Problem description
Of all the lines in the material below, how many include the string "screenshot"? Give the number only.

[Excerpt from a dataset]
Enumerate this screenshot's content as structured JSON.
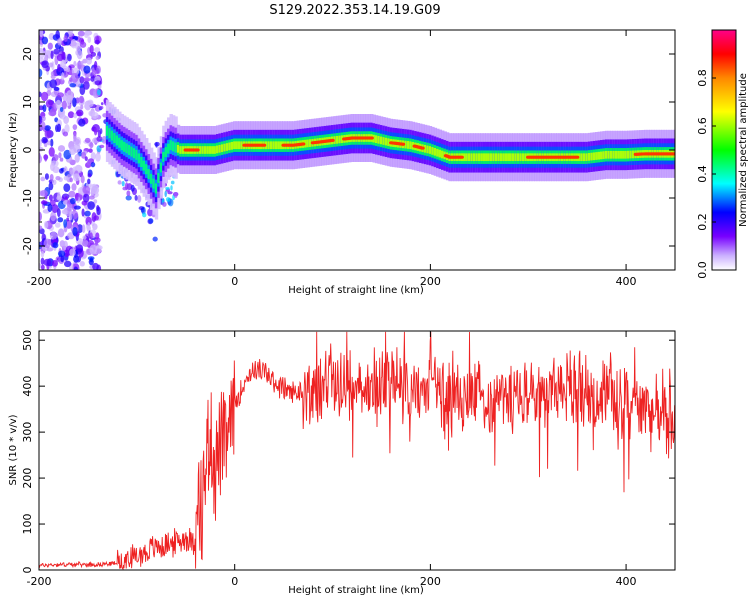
{
  "figure": {
    "title": "S129.2022.353.14.19.G09"
  },
  "colors": {
    "background": "#ffffff",
    "snr_line": "#ee2222",
    "axis": "#000000"
  },
  "chart_data": [
    {
      "type": "heatmap",
      "title": "S129.2022.353.14.19.G09",
      "xlabel": "Height of straight line (km)",
      "ylabel": "Frequency (Hz)",
      "xlim": [
        -200,
        450
      ],
      "ylim": [
        -25,
        25
      ],
      "x_ticks": [
        "-200",
        "0",
        "200",
        "400"
      ],
      "y_ticks": [
        "20",
        "10",
        "0",
        "-10",
        "-20"
      ],
      "grid": false,
      "ridge": {
        "x": [
          -130,
          -115,
          -100,
          -90,
          -80,
          -72,
          -65,
          -55,
          -40,
          -20,
          0,
          20,
          40,
          60,
          80,
          100,
          120,
          140,
          160,
          180,
          200,
          220,
          240,
          260,
          280,
          300,
          320,
          340,
          360,
          380,
          400,
          420,
          450
        ],
        "y": [
          4,
          1,
          -1,
          -4,
          -8,
          -1,
          1,
          0,
          0,
          0,
          1,
          1,
          1,
          1,
          1.5,
          2,
          2.5,
          2.5,
          1.5,
          1,
          0,
          -1.5,
          -1.5,
          -1.5,
          -1.5,
          -1.5,
          -1.5,
          -1.5,
          -1.5,
          -1,
          -1,
          -0.8,
          -0.8
        ]
      },
      "colorbar": {
        "label": "Normalized spectral amplitude",
        "ticks": [
          "0.0",
          "0.2",
          "0.4",
          "0.6",
          "0.8"
        ],
        "range": [
          0,
          1
        ],
        "colormap": "hsv"
      }
    },
    {
      "type": "line",
      "xlabel": "Height of straight line (km)",
      "ylabel": "SNR (10 * v/v)",
      "xlim": [
        -200,
        450
      ],
      "ylim": [
        0,
        520
      ],
      "x_ticks": [
        "-200",
        "0",
        "200",
        "400"
      ],
      "y_ticks": [
        "500",
        "400",
        "300",
        "200",
        "100",
        "0"
      ],
      "grid": false,
      "series": [
        {
          "x": [
            -200,
            -180,
            -160,
            -140,
            -120,
            -100,
            -90,
            -80,
            -70,
            -60,
            -50,
            -40,
            -35,
            -30,
            -25,
            -20,
            -15,
            -10,
            0,
            10,
            20,
            30,
            40,
            50,
            60,
            70,
            80,
            90,
            100,
            110,
            120,
            140,
            160,
            180,
            200,
            220,
            240,
            260,
            280,
            300,
            320,
            340,
            360,
            380,
            400,
            420,
            440,
            450
          ],
          "y": [
            10,
            12,
            12,
            12,
            15,
            30,
            40,
            50,
            55,
            60,
            70,
            60,
            130,
            220,
            300,
            230,
            270,
            260,
            360,
            410,
            440,
            430,
            410,
            395,
            385,
            390,
            380,
            410,
            420,
            390,
            405,
            400,
            410,
            395,
            390,
            385,
            380,
            370,
            375,
            380,
            385,
            400,
            390,
            380,
            360,
            350,
            330,
            320
          ]
        }
      ]
    }
  ]
}
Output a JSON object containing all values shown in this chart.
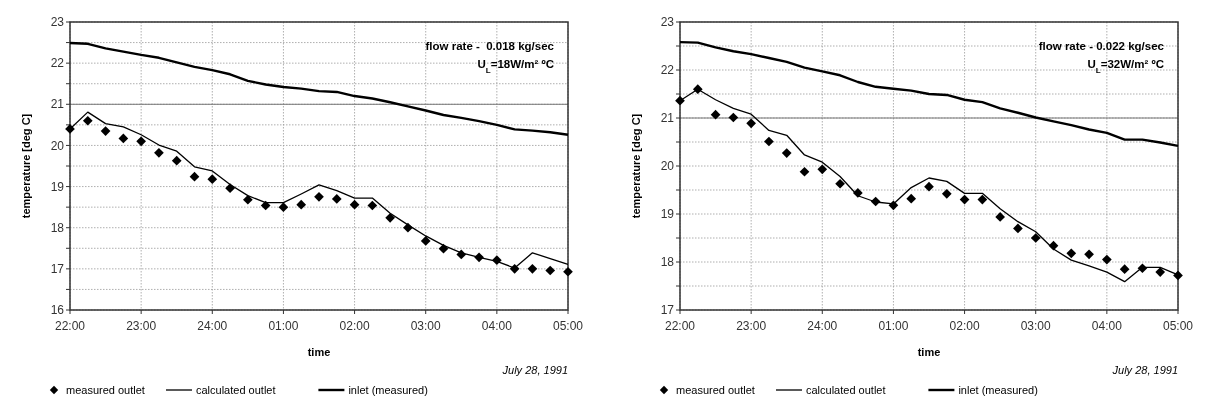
{
  "chart_data": [
    {
      "type": "line",
      "xlabel": "time",
      "ylabel": "temperature [deg C]",
      "x": [
        "1991-07-28T22:00",
        "1991-07-28T22:15",
        "1991-07-28T22:30",
        "1991-07-28T22:45",
        "1991-07-28T23:00",
        "1991-07-28T23:15",
        "1991-07-28T23:30",
        "1991-07-28T23:45",
        "1991-07-29T00:00",
        "1991-07-29T00:15",
        "1991-07-29T00:30",
        "1991-07-29T00:45",
        "1991-07-29T01:00",
        "1991-07-29T01:15",
        "1991-07-29T01:30",
        "1991-07-29T01:45",
        "1991-07-29T02:00",
        "1991-07-29T02:15",
        "1991-07-29T02:30",
        "1991-07-29T02:45",
        "1991-07-29T03:00",
        "1991-07-29T03:15",
        "1991-07-29T03:30",
        "1991-07-29T03:45",
        "1991-07-29T04:00",
        "1991-07-29T04:15",
        "1991-07-29T04:30",
        "1991-07-29T04:45",
        "1991-07-29T05:00"
      ],
      "xlim": [
        "1991-07-28T22:00",
        "1991-07-29T05:00"
      ],
      "xticks": [
        {
          "value": "1991-07-28T22:00",
          "label": "22:00"
        },
        {
          "value": "1991-07-28T23:00",
          "label": "23:00"
        },
        {
          "value": "1991-07-29T00:00",
          "label": "24:00"
        },
        {
          "value": "1991-07-29T01:00",
          "label": "01:00"
        },
        {
          "value": "1991-07-29T02:00",
          "label": "02:00"
        },
        {
          "value": "1991-07-29T03:00",
          "label": "03:00"
        },
        {
          "value": "1991-07-29T04:00",
          "label": "04:00"
        },
        {
          "value": "1991-07-29T05:00",
          "label": "05:00"
        }
      ],
      "ylim": [
        16,
        23
      ],
      "yticks": [
        16,
        {
          "value": 16.5,
          "label": null
        },
        17,
        {
          "value": 17.5,
          "label": null
        },
        18,
        {
          "value": 18.5,
          "label": null
        },
        19,
        {
          "value": 19.5,
          "label": null
        },
        20,
        {
          "value": 20.5,
          "label": null
        },
        21,
        {
          "value": 21.5,
          "label": null
        },
        22,
        {
          "value": 22.5,
          "label": null
        },
        23
      ],
      "grid": true,
      "legend": "bottom",
      "ref_lines": [
        {
          "axis": "y",
          "value": 21,
          "color": "#777777"
        }
      ],
      "annotations": [
        "flow rate -  0.018 kg/sec",
        "U$_{L}$=18W/m² ºC",
        "July 28, 1991"
      ],
      "series": [
        {
          "name": "measured outlet",
          "type": "scatter",
          "marker": "diamond",
          "color": "#000000",
          "values": [
            20.4,
            20.6,
            20.35,
            20.17,
            20.1,
            19.82,
            19.63,
            19.24,
            19.18,
            18.96,
            18.68,
            18.54,
            18.5,
            18.56,
            18.75,
            18.7,
            18.56,
            18.54,
            18.24,
            18.0,
            17.68,
            17.49,
            17.35,
            17.28,
            17.21,
            17.0,
            17.0,
            16.96,
            16.93
          ]
        },
        {
          "name": "calculated outlet",
          "color": "#000000",
          "values": [
            20.4,
            20.81,
            20.53,
            20.45,
            20.26,
            20.01,
            19.86,
            19.48,
            19.38,
            19.05,
            18.78,
            18.61,
            18.61,
            18.82,
            19.04,
            18.9,
            18.72,
            18.72,
            18.35,
            18.07,
            17.8,
            17.57,
            17.39,
            17.28,
            17.18,
            17.02,
            17.39,
            17.25,
            17.11
          ]
        },
        {
          "name": "inlet (measured)",
          "color": "#000000",
          "values": [
            22.49,
            22.47,
            22.36,
            22.28,
            22.2,
            22.13,
            22.02,
            21.91,
            21.83,
            21.73,
            21.57,
            21.48,
            21.42,
            21.38,
            21.32,
            21.3,
            21.2,
            21.14,
            21.05,
            20.95,
            20.85,
            20.74,
            20.67,
            20.59,
            20.5,
            20.39,
            20.36,
            20.32,
            20.26
          ]
        }
      ]
    },
    {
      "type": "line",
      "xlabel": "time",
      "ylabel": "temperature [deg C]",
      "x": [
        "1991-07-28T22:00",
        "1991-07-28T22:15",
        "1991-07-28T22:30",
        "1991-07-28T22:45",
        "1991-07-28T23:00",
        "1991-07-28T23:15",
        "1991-07-28T23:30",
        "1991-07-28T23:45",
        "1991-07-29T00:00",
        "1991-07-29T00:15",
        "1991-07-29T00:30",
        "1991-07-29T00:45",
        "1991-07-29T01:00",
        "1991-07-29T01:15",
        "1991-07-29T01:30",
        "1991-07-29T01:45",
        "1991-07-29T02:00",
        "1991-07-29T02:15",
        "1991-07-29T02:30",
        "1991-07-29T02:45",
        "1991-07-29T03:00",
        "1991-07-29T03:15",
        "1991-07-29T03:30",
        "1991-07-29T03:45",
        "1991-07-29T04:00",
        "1991-07-29T04:15",
        "1991-07-29T04:30",
        "1991-07-29T04:45",
        "1991-07-29T05:00"
      ],
      "xlim": [
        "1991-07-28T22:00",
        "1991-07-29T05:00"
      ],
      "xticks": [
        {
          "value": "1991-07-28T22:00",
          "label": "22:00"
        },
        {
          "value": "1991-07-28T23:00",
          "label": "23:00"
        },
        {
          "value": "1991-07-29T00:00",
          "label": "24:00"
        },
        {
          "value": "1991-07-29T01:00",
          "label": "01:00"
        },
        {
          "value": "1991-07-29T02:00",
          "label": "02:00"
        },
        {
          "value": "1991-07-29T03:00",
          "label": "03:00"
        },
        {
          "value": "1991-07-29T04:00",
          "label": "04:00"
        },
        {
          "value": "1991-07-29T05:00",
          "label": "05:00"
        }
      ],
      "ylim": [
        17,
        23
      ],
      "yticks": [
        17,
        {
          "value": 17.5,
          "label": null
        },
        18,
        {
          "value": 18.5,
          "label": null
        },
        19,
        {
          "value": 19.5,
          "label": null
        },
        20,
        {
          "value": 20.5,
          "label": null
        },
        21,
        {
          "value": 21.5,
          "label": null
        },
        22,
        {
          "value": 22.5,
          "label": null
        },
        23
      ],
      "grid": true,
      "legend": "bottom",
      "ref_lines": [
        {
          "axis": "y",
          "value": 21,
          "color": "#777777"
        }
      ],
      "annotations": [
        "flow rate - 0.022 kg/sec",
        "U$_{L}$=32W/m² ºC",
        "July 28, 1991"
      ],
      "series": [
        {
          "name": "measured outlet",
          "type": "scatter",
          "marker": "diamond",
          "color": "#000000",
          "values": [
            21.36,
            21.6,
            21.07,
            21.01,
            20.89,
            20.51,
            20.27,
            19.88,
            19.93,
            19.63,
            19.44,
            19.26,
            19.18,
            19.32,
            19.57,
            19.42,
            19.3,
            19.3,
            18.94,
            18.7,
            18.5,
            18.34,
            18.18,
            18.16,
            18.05,
            17.85,
            17.87,
            17.79,
            17.72
          ]
        },
        {
          "name": "calculated outlet",
          "color": "#000000",
          "values": [
            21.36,
            21.6,
            21.38,
            21.2,
            21.08,
            20.74,
            20.64,
            20.23,
            20.08,
            19.78,
            19.38,
            19.25,
            19.21,
            19.55,
            19.75,
            19.68,
            19.43,
            19.43,
            19.11,
            18.84,
            18.63,
            18.27,
            18.04,
            17.92,
            17.79,
            17.59,
            17.89,
            17.89,
            17.73
          ]
        },
        {
          "name": "inlet (measured)",
          "color": "#000000",
          "values": [
            22.58,
            22.57,
            22.47,
            22.39,
            22.33,
            22.25,
            22.17,
            22.05,
            21.97,
            21.89,
            21.75,
            21.65,
            21.61,
            21.57,
            21.5,
            21.48,
            21.38,
            21.33,
            21.2,
            21.11,
            21.01,
            20.93,
            20.85,
            20.76,
            20.69,
            20.55,
            20.55,
            20.49,
            20.42
          ]
        }
      ]
    }
  ]
}
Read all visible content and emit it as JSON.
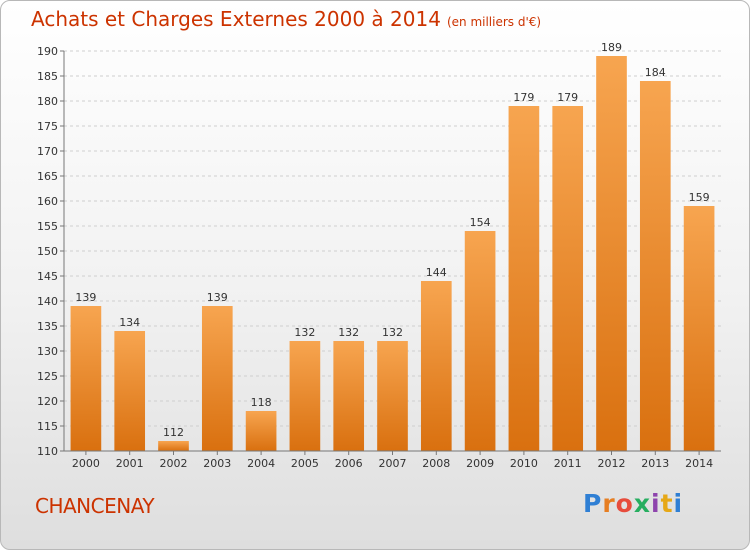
{
  "title": "Achats et Charges Externes 2000 à 2014",
  "subtitle": "(en milliers d'€)",
  "commune": "CHANCENAY",
  "logo": {
    "letters": [
      {
        "char": "P",
        "color": "#2f7fd4"
      },
      {
        "char": "r",
        "color": "#e67e22"
      },
      {
        "char": "o",
        "color": "#e74c3c"
      },
      {
        "char": "x",
        "color": "#27ae60"
      },
      {
        "char": "i",
        "color": "#8e44ad"
      },
      {
        "char": "t",
        "color": "#e6a817"
      },
      {
        "char": "i",
        "color": "#2f7fd4"
      }
    ]
  },
  "chart_data": {
    "type": "bar",
    "title": "Achats et Charges Externes 2000 à 2014",
    "subtitle": "(en milliers d'€)",
    "categories": [
      "2000",
      "2001",
      "2002",
      "2003",
      "2004",
      "2005",
      "2006",
      "2007",
      "2008",
      "2009",
      "2010",
      "2011",
      "2012",
      "2013",
      "2014"
    ],
    "values": [
      139,
      134,
      112,
      139,
      118,
      132,
      132,
      132,
      144,
      154,
      179,
      179,
      189,
      184,
      159
    ],
    "ylim": [
      110,
      190
    ],
    "yticks": [
      110,
      115,
      120,
      125,
      130,
      135,
      140,
      145,
      150,
      155,
      160,
      165,
      170,
      175,
      180,
      185,
      190
    ],
    "grid": true,
    "bar_color": "#f0932b",
    "xlabel": "",
    "ylabel": ""
  }
}
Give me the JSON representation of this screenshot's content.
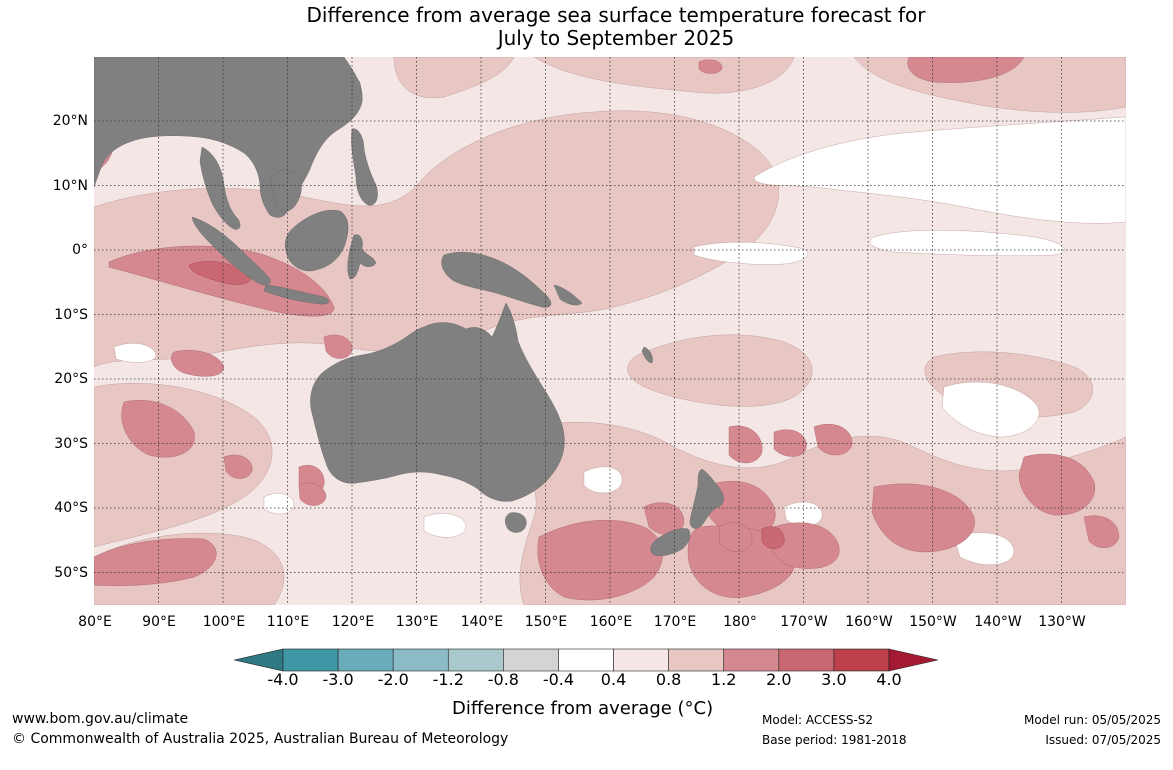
{
  "title": {
    "line1": "Difference from average sea surface temperature forecast for",
    "line2": "July to September 2025"
  },
  "map": {
    "land_color": "#808080",
    "ocean_base_color": "#f3e6e5",
    "latitude_labels": [
      "20°N",
      "10°N",
      "0°",
      "10°S",
      "20°S",
      "30°S",
      "40°S",
      "50°S"
    ],
    "longitude_labels": [
      "80°E",
      "90°E",
      "100°E",
      "110°E",
      "120°E",
      "130°E",
      "140°E",
      "150°E",
      "160°E",
      "170°E",
      "180°",
      "170°W",
      "160°W",
      "150°W",
      "140°W",
      "130°W"
    ],
    "lat_range": [
      -55,
      30
    ],
    "lon_range": [
      80,
      240
    ],
    "grid": "dotted"
  },
  "colorbar": {
    "boundaries": [
      "-4.0",
      "-3.0",
      "-2.0",
      "-1.2",
      "-0.8",
      "-0.4",
      "0.4",
      "0.8",
      "1.2",
      "2.0",
      "3.0",
      "4.0"
    ],
    "colors": [
      "#3f97a6",
      "#6aacb9",
      "#8bbcc6",
      "#a9c9cc",
      "#d3d4d4",
      "#ffffff",
      "#f4e7e6",
      "#e7c6c3",
      "#d5888f",
      "#c96773",
      "#bb404c"
    ],
    "extend_low_color": "#2f7a82",
    "extend_high_color": "#a41a33",
    "title": "Difference from average (°C)"
  },
  "footer": {
    "website": "www.bom.gov.au/climate",
    "copyright": "© Commonwealth of Australia 2025, Australian Bureau of Meteorology",
    "model": "Model: ACCESS-S2",
    "base_period": "Base period: 1981-2018",
    "model_run": "Model run: 05/05/2025",
    "issued": "Issued: 07/05/2025"
  }
}
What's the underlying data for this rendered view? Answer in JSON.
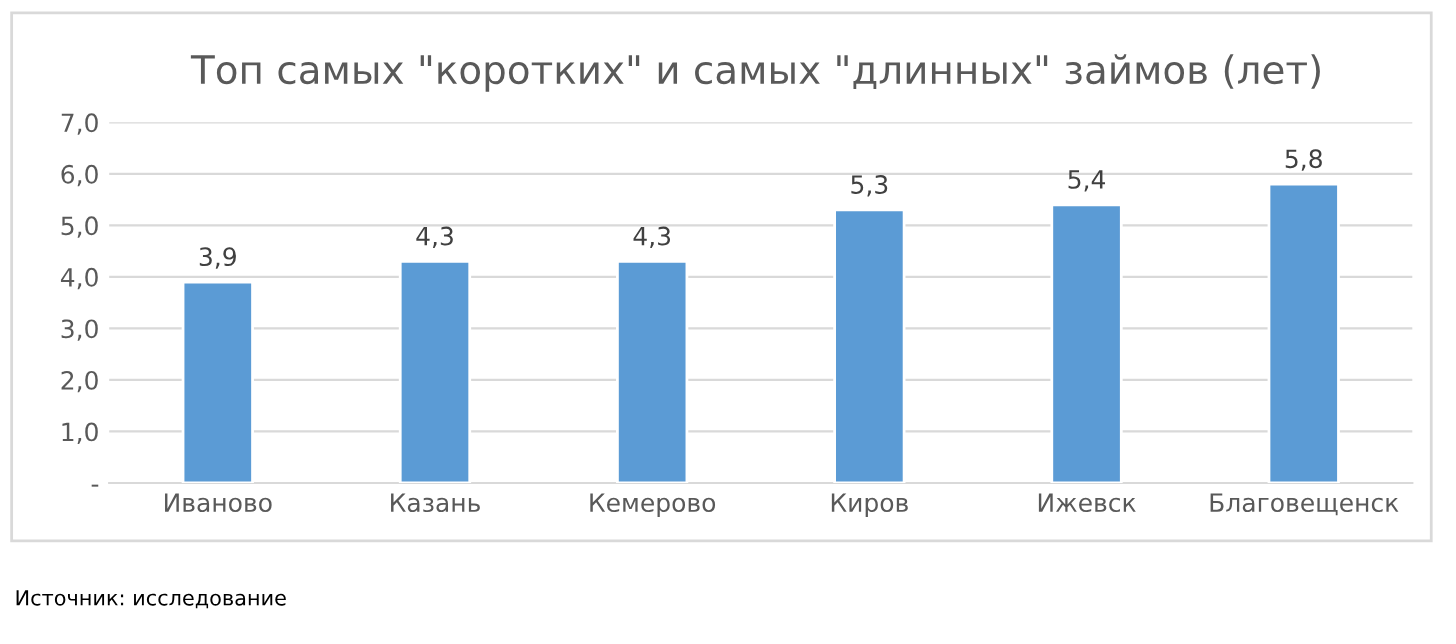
{
  "chart_data": {
    "type": "bar",
    "title": "Топ самых \"коротких\" и самых \"длинных\" займов (лет)",
    "categories": [
      "Иваново",
      "Казань",
      "Кемерово",
      "Киров",
      "Ижевск",
      "Благовещенск"
    ],
    "values": [
      3.9,
      4.3,
      4.3,
      5.3,
      5.4,
      5.8
    ],
    "value_labels": [
      "3,9",
      "4,3",
      "4,3",
      "5,3",
      "5,4",
      "5,8"
    ],
    "color": "#5b9bd5",
    "ylim": [
      0,
      7
    ],
    "yticks": [
      {
        "value": 0,
        "label": "-"
      },
      {
        "value": 1,
        "label": "1,0"
      },
      {
        "value": 2,
        "label": "2,0"
      },
      {
        "value": 3,
        "label": "3,0"
      },
      {
        "value": 4,
        "label": "4,0"
      },
      {
        "value": 5,
        "label": "5,0"
      },
      {
        "value": 6,
        "label": "6,0"
      },
      {
        "value": 7,
        "label": "7,0"
      }
    ],
    "grid": "y",
    "annotations": [
      "Источник: исследование"
    ]
  }
}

The result
2